### Document section:
=-=-=

Maybe the following is familiar: You read about this internet of things thing. You see these smart and good looking people talking about these new health tracking devices. You get one of these devices, and you are super excited, as with all new gadgets. You start moving, even working out, you start tracking yourself.
But after a few days, yepp, there is a new gadget on the block. Your Fitbit is not so shiny anymore. Maybe you still track your results, but guess what, you don't like the numbers you see. You don't hit your 10.000 steps. You don't loose weight. This doesn't feel good. But your subconscious has an easy solution. Don't look on the stats. Or even easier, don't recharge your Fitbit. Problem solved.
And these are my stats.
I gained several kilos over the years. Tracking alone changes obviously nothing.
A typical month. Some activity on the weekends, but no action during the work week.
I bought the Fitbit stuff for a reason two years ago. And as you see on my stats there are good reasons to change my lifestyle, my behavior.
But technology alone can't solve my problem. In the end it's me. I have to shut up, and move. Simple.
The Process to Behavior Change
I have to change my behavior. I have to find the reason why I am failing for such a long time. BJ Fogg, professor at the Stanford University, developed this simple Behavior Model : Behavior = Motivation + Ability + Trigger
"The Model shows that three elements must converge at the same moment for a behavior to occur: Motivation, Ability, and Trigger. When a behavior does not occur, at least one of those three elements is missing."
The ability is basically there. I am quite healthy, I could run, or do any other sports. Time shouldn't be an issue. Everybody, even the President of the United States, has enough time to do a daily workout.
The motivation seems to be obvious, if you look on my weight. But we all know this fight with your own "willpower". If unplanned things happen in your life, if you have stress at work, it's easy to use it as excuse to not do your workout. So I have to anticipate this moments, keep my motivation high.

=-=-=

### Data rows:
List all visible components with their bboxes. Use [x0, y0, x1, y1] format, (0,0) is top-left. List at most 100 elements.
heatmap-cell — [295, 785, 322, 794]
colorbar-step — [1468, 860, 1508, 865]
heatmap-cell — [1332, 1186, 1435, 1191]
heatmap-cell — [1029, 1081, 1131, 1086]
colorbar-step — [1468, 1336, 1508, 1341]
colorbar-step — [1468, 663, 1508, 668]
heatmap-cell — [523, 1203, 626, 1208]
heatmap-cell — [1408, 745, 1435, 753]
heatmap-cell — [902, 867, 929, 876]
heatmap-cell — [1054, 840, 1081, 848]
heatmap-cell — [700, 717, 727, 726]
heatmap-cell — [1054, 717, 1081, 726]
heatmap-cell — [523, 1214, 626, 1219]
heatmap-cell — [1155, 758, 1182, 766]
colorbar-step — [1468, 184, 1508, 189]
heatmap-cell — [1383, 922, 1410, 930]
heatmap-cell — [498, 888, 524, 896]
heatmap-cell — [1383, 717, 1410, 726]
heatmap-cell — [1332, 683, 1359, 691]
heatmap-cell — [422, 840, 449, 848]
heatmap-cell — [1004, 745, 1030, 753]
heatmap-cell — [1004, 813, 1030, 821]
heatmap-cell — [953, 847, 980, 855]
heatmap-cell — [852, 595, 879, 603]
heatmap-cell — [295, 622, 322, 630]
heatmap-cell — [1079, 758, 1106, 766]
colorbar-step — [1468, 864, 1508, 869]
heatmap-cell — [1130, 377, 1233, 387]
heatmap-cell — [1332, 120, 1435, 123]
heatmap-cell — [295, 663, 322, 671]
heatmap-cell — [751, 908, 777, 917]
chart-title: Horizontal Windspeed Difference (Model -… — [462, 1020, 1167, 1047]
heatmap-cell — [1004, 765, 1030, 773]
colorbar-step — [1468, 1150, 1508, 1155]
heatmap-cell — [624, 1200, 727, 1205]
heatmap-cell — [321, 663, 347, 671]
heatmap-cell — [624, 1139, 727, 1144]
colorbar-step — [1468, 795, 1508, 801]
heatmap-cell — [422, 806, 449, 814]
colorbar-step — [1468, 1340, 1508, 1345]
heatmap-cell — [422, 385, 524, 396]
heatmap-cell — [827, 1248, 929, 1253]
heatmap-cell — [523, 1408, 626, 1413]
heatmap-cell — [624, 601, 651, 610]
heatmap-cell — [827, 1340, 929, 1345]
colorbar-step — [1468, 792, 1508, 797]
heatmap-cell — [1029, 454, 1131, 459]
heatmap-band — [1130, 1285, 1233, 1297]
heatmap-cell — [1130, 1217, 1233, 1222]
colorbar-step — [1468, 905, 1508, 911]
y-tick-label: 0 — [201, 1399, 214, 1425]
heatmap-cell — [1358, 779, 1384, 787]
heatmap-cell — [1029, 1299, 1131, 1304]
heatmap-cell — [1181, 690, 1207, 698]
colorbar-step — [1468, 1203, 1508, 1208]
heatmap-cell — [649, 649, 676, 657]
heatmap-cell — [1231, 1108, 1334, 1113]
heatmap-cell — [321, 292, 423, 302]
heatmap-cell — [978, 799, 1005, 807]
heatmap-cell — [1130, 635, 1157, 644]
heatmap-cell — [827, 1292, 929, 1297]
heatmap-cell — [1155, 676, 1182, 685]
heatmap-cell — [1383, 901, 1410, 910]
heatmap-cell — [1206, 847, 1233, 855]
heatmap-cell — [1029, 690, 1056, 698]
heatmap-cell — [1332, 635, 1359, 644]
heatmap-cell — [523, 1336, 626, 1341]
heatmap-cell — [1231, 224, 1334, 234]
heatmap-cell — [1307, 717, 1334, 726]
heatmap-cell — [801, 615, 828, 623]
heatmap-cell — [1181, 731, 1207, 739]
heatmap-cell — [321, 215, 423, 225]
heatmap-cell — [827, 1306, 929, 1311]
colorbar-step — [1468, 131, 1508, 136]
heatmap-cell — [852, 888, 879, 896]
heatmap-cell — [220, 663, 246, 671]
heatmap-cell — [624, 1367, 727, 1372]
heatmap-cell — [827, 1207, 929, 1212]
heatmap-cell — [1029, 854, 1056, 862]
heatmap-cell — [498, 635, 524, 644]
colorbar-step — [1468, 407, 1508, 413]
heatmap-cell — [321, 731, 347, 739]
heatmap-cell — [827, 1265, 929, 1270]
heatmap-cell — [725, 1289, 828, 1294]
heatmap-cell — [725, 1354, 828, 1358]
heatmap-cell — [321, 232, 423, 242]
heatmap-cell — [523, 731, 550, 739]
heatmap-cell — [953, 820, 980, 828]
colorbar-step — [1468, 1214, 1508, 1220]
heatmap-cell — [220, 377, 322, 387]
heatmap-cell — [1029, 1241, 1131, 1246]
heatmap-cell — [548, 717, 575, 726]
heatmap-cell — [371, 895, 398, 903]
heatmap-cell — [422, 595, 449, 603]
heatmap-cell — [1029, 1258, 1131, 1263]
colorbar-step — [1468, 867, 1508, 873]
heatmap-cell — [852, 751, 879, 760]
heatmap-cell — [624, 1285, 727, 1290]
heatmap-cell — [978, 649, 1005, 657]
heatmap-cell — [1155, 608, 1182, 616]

=-=-=

### To-do list:
1) From the post on fitness tracking and behavior change, list every element of BJ Fogg's Behavior Model.
2) Using the post on fitness tracking and behavior change, answer each item below.
(a) When did the author buy the Fitbit gear?
(b) At which university is BJ Fogg a professor?
(c) How has the author's weight changed over the years?

### Results by task:
1) Motivation, Ability, Trigger

2)
(a) Two years ago.
(b) Stanford University.
(c) The author gained several kilos.